◆ **Objective**
From the listing that follows, output everything exactly except the pictures.

### Information shown ###

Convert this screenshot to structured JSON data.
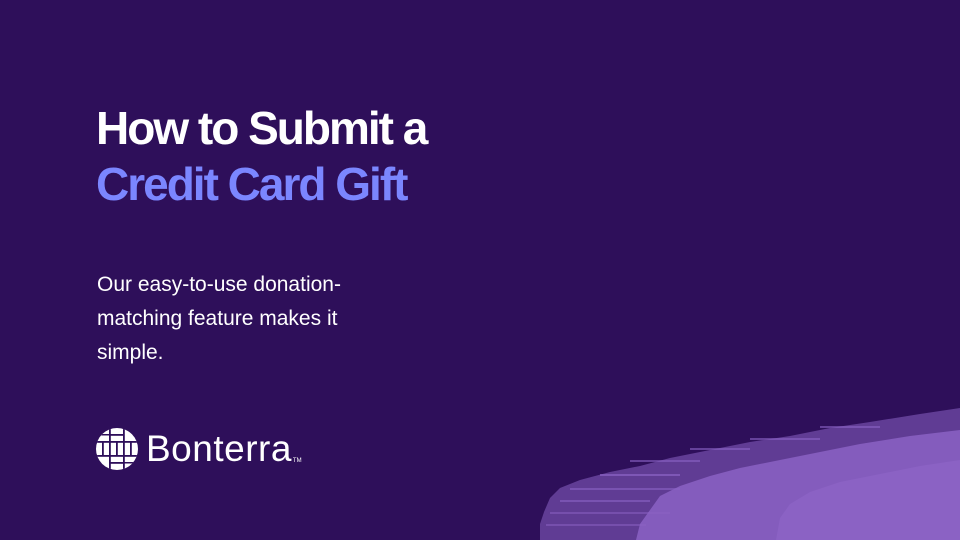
{
  "slide": {
    "title_line1": "How to Submit a",
    "title_line2": "Credit Card  Gift",
    "subtitle": "Our easy-to-use donation-matching feature makes it simple.",
    "brand": {
      "name": "Bonterra",
      "trademark": "TM",
      "logo_icon": "woven-circle-icon"
    }
  },
  "colors": {
    "background": "#2e0f5a",
    "title": "#ffffff",
    "accent": "#7b86ff",
    "brush": "#8b62c4"
  }
}
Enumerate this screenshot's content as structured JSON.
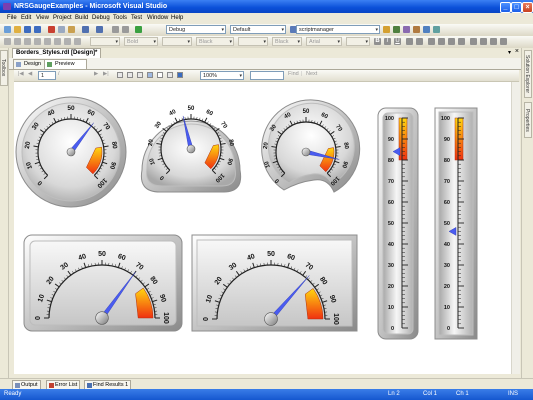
{
  "window": {
    "title": "NRSGaugeExamples - Microsoft Visual Studio"
  },
  "menu": [
    "File",
    "Edit",
    "View",
    "Project",
    "Build",
    "Debug",
    "Tools",
    "Test",
    "Window",
    "Help"
  ],
  "toolbar1": {
    "config": "Debug",
    "platform": "Default",
    "find": "scriptmanager"
  },
  "toolbar2": {
    "fontstyle": "Bold",
    "color1": "Black",
    "color2": "Black",
    "font": "Arial"
  },
  "sidebars": {
    "left": "Toolbox",
    "right1": "Solution Explorer",
    "right2": "Properties"
  },
  "document": {
    "tab": "Borders_Styles.rdl [Design]*",
    "subtabs": [
      "Design",
      "Preview"
    ],
    "page": "1",
    "zoom": "100%",
    "find": "Find",
    "next": "Next"
  },
  "bottom_tabs": [
    "Output",
    "Error List",
    "Find Results 1"
  ],
  "status": {
    "ready": "Ready",
    "line": "Ln 2",
    "col": "Col 1",
    "ch": "Ch 1",
    "ins": "INS"
  },
  "gauges": {
    "ticks": [
      "0",
      "10",
      "20",
      "30",
      "40",
      "50",
      "60",
      "70",
      "80",
      "90",
      "100"
    ],
    "radial": [
      {
        "value": 64,
        "style": "circle"
      },
      {
        "value": 45,
        "style": "rounded-bottom"
      },
      {
        "value": 88,
        "style": "notched"
      },
      {
        "value": 70,
        "style": "wide-rounded"
      },
      {
        "value": 73,
        "style": "wide-square"
      }
    ],
    "linear": [
      {
        "ticks": [
          "0",
          "10",
          "20",
          "30",
          "40",
          "50",
          "60",
          "70",
          "80",
          "90",
          "100"
        ],
        "value": 84
      },
      {
        "ticks": [
          "0",
          "10",
          "20",
          "30",
          "40",
          "50",
          "60",
          "70",
          "80",
          "90",
          "100"
        ],
        "value": 46
      }
    ],
    "colors": {
      "pointer": "#4a5cf0",
      "range_hot": "#f04818",
      "range_warm": "#ffd010",
      "accent": "#2a6be0"
    }
  }
}
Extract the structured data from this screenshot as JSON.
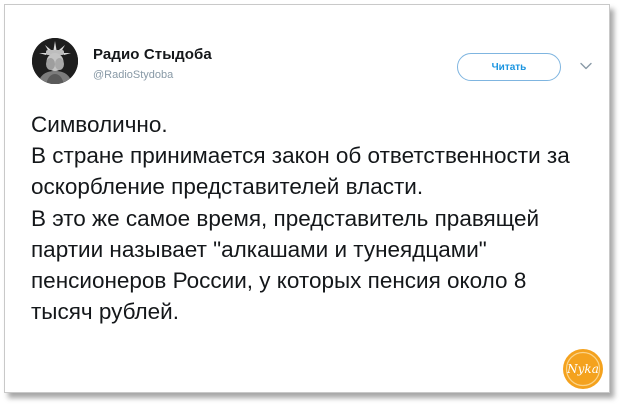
{
  "tweet": {
    "display_name": "Радио Стыдоба",
    "handle": "@RadioStydoba",
    "follow_label": "Читать",
    "text": "Символично.\nВ стране принимается закон об ответственности за оскорбление представителей власти.\nВ это же самое время, представитель правящей партии называет \"алкашами и тунеядцами\" пенсионеров России, у которых пенсия около 8 тысяч рублей."
  },
  "icons": {
    "avatar": "statue-of-liberty-avatar",
    "menu": "chevron-down-icon",
    "watermark": "nyka-logo"
  },
  "watermark": {
    "text": "Nyka"
  },
  "colors": {
    "accent": "#1b95e0",
    "text": "#14171a",
    "muted": "#8899a6",
    "watermark": "#f4a21e"
  }
}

###

◆ **Worked solution**
Convert this screenshot to structured JSON data.
{
  "slide": {
    "title_line1": "How to Submit a",
    "title_line2": "Credit Card  Gift",
    "subtitle": "Our easy-to-use donation-matching feature makes it simple.",
    "brand": {
      "name": "Bonterra",
      "trademark": "TM",
      "logo_icon": "woven-circle-icon"
    }
  },
  "colors": {
    "background": "#2e0f5a",
    "title": "#ffffff",
    "accent": "#7b86ff",
    "brush": "#8b62c4"
  }
}
Enumerate this screenshot's content as structured JSON.
{
  "window": {
    "title": "NRSGaugeExamples - Microsoft Visual Studio"
  },
  "menu": [
    "File",
    "Edit",
    "View",
    "Project",
    "Build",
    "Debug",
    "Tools",
    "Test",
    "Window",
    "Help"
  ],
  "toolbar1": {
    "config": "Debug",
    "platform": "Default",
    "find": "scriptmanager"
  },
  "toolbar2": {
    "fontstyle": "Bold",
    "color1": "Black",
    "color2": "Black",
    "font": "Arial"
  },
  "sidebars": {
    "left": "Toolbox",
    "right1": "Solution Explorer",
    "right2": "Properties"
  },
  "document": {
    "tab": "Borders_Styles.rdl [Design]*",
    "subtabs": [
      "Design",
      "Preview"
    ],
    "page": "1",
    "zoom": "100%",
    "find": "Find",
    "next": "Next"
  },
  "bottom_tabs": [
    "Output",
    "Error List",
    "Find Results 1"
  ],
  "status": {
    "ready": "Ready",
    "line": "Ln 2",
    "col": "Col 1",
    "ch": "Ch 1",
    "ins": "INS"
  },
  "gauges": {
    "ticks": [
      "0",
      "10",
      "20",
      "30",
      "40",
      "50",
      "60",
      "70",
      "80",
      "90",
      "100"
    ],
    "radial": [
      {
        "value": 64,
        "style": "circle"
      },
      {
        "value": 45,
        "style": "rounded-bottom"
      },
      {
        "value": 88,
        "style": "notched"
      },
      {
        "value": 70,
        "style": "wide-rounded"
      },
      {
        "value": 73,
        "style": "wide-square"
      }
    ],
    "linear": [
      {
        "ticks": [
          "0",
          "10",
          "20",
          "30",
          "40",
          "50",
          "60",
          "70",
          "80",
          "90",
          "100"
        ],
        "value": 84
      },
      {
        "ticks": [
          "0",
          "10",
          "20",
          "30",
          "40",
          "50",
          "60",
          "70",
          "80",
          "90",
          "100"
        ],
        "value": 46
      }
    ],
    "colors": {
      "pointer": "#4a5cf0",
      "range_hot": "#f04818",
      "range_warm": "#ffd010",
      "accent": "#2a6be0"
    }
  }
}
Extract the structured data from this screenshot as JSON.
{
  "tweet": {
    "display_name": "Радио Стыдоба",
    "handle": "@RadioStydoba",
    "follow_label": "Читать",
    "text": "Символично.\nВ стране принимается закон об ответственности за оскорбление представителей власти.\nВ это же самое время, представитель правящей партии называет \"алкашами и тунеядцами\" пенсионеров России, у которых пенсия около 8 тысяч рублей."
  },
  "icons": {
    "avatar": "statue-of-liberty-avatar",
    "menu": "chevron-down-icon",
    "watermark": "nyka-logo"
  },
  "watermark": {
    "text": "Nyka"
  },
  "colors": {
    "accent": "#1b95e0",
    "text": "#14171a",
    "muted": "#8899a6",
    "watermark": "#f4a21e"
  }
}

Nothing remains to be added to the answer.